*Saved data entries*
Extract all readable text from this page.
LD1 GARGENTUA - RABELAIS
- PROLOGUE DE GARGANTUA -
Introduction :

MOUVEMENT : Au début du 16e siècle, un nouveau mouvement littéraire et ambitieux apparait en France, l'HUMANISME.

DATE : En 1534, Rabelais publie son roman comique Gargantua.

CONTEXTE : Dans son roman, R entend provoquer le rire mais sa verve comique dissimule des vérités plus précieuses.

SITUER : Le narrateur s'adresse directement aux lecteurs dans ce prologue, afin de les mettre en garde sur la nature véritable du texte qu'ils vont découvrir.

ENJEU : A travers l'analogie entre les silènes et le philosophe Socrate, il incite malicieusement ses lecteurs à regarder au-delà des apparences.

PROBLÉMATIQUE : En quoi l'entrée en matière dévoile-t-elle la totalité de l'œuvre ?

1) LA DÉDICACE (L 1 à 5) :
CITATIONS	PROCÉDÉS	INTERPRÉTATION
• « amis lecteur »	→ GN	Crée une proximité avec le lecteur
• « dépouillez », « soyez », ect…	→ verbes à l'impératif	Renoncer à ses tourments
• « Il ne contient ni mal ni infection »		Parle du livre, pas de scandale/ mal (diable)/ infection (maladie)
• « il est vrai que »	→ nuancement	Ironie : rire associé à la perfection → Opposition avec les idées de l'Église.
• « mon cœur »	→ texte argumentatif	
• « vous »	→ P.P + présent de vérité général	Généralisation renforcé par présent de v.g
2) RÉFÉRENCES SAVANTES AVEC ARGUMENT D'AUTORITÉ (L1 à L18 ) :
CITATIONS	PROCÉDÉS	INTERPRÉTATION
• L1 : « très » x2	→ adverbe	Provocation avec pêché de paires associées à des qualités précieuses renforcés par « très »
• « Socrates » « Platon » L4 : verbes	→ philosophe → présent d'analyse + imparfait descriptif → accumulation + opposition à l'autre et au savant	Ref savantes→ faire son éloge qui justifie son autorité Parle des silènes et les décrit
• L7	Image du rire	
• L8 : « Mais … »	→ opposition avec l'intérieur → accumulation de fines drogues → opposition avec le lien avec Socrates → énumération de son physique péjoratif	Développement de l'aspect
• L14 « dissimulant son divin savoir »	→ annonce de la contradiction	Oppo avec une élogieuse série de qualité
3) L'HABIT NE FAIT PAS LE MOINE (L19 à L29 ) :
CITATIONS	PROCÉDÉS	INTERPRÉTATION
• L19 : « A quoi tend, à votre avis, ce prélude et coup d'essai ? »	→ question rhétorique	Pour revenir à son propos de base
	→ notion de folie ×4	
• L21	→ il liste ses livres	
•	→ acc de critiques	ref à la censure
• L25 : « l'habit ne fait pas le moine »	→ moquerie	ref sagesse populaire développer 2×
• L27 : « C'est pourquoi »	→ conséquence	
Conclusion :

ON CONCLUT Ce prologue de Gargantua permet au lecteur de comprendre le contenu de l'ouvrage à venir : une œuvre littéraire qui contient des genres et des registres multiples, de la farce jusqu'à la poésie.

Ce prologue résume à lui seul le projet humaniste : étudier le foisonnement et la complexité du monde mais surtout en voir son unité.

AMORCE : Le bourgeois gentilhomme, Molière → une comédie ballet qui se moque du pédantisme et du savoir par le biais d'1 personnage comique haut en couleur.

*TASK STATEMENT*
Nothing but a number is needed here: how many lines hold the string "littéraire"?

*PROBLEM SOLUTION*
2